#### Exercise aim:
Collect every line below that contains the word "document".

Dataset items
▽
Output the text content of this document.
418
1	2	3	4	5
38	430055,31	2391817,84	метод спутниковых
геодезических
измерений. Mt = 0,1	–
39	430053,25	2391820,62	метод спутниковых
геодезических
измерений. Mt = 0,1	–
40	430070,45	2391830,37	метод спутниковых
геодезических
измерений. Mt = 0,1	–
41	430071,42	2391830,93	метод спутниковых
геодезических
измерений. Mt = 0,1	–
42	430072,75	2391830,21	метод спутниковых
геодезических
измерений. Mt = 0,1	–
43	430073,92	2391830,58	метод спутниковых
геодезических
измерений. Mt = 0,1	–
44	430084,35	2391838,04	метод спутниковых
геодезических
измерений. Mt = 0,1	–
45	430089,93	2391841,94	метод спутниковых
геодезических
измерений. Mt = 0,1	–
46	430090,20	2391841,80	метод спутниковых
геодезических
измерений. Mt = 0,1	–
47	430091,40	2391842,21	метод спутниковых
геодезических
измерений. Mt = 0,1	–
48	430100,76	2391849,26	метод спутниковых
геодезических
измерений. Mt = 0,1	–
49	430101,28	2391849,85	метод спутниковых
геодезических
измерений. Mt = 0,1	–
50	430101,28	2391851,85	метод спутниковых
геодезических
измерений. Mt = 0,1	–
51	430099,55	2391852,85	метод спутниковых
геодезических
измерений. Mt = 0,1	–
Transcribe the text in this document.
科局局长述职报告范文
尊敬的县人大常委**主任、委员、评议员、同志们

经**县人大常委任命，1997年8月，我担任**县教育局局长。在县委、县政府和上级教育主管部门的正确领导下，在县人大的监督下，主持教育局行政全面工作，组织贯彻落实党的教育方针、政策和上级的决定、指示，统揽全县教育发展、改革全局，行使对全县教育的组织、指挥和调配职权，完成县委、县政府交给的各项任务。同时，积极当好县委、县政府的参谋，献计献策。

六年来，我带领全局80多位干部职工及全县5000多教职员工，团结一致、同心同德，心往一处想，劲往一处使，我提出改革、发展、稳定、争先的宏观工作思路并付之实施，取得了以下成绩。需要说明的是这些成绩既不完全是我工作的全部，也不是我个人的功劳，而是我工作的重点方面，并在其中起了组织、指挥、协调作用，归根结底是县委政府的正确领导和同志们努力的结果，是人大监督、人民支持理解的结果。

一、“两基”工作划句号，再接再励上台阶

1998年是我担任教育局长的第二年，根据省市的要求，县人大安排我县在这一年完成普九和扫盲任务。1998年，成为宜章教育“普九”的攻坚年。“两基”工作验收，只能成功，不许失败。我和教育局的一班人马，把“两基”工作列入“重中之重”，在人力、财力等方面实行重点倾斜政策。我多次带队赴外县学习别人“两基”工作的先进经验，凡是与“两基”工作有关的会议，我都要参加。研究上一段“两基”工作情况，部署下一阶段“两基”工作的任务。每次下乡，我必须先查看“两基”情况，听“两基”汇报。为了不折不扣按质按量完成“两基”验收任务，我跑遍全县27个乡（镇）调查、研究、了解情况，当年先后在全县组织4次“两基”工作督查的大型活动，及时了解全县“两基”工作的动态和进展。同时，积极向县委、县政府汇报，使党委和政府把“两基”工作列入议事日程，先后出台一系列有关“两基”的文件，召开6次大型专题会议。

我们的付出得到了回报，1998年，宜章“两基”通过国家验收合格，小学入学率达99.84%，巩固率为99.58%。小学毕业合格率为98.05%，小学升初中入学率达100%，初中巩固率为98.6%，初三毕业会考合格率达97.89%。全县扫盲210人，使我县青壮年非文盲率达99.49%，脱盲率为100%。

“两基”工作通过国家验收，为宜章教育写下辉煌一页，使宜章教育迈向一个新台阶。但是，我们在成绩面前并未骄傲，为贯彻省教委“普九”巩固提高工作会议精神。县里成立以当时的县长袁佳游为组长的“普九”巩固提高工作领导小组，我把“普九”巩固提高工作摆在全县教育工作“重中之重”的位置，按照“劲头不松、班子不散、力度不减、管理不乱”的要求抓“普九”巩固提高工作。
△
#### Output of the exercise:
Output the text content of this document.
Transcribe the text in this document.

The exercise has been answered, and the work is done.